*WRITTEN EXERCISE*:
In the material below, find every line with "category" and pull it out.

Dataset listings of figures
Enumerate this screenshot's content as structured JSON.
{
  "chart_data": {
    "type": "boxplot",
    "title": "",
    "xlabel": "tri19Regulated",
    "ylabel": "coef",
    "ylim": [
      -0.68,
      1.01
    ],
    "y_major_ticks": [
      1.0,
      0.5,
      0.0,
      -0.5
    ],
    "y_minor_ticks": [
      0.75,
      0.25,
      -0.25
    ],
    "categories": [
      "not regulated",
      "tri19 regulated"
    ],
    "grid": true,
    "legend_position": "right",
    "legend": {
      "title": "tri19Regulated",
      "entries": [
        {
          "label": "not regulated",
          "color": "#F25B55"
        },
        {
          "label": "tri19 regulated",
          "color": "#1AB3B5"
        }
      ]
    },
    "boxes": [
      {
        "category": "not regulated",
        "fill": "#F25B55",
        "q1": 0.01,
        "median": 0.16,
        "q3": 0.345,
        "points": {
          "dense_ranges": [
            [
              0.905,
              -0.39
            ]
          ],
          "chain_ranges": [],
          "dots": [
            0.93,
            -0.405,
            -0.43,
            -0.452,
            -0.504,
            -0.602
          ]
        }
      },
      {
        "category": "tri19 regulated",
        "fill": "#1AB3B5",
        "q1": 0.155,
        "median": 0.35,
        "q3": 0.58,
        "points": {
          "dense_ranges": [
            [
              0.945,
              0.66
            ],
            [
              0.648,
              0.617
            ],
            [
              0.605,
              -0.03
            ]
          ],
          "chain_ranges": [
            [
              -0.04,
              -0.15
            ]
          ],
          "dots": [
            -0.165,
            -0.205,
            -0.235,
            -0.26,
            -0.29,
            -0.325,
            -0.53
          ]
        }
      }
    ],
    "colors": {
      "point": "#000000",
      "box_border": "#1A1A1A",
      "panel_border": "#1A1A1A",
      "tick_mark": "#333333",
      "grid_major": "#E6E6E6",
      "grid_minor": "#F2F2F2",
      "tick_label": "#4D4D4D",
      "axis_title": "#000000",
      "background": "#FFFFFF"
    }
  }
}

*RESPONSE*:
        "category": "not regulated",
        "category": "tri19 regulated",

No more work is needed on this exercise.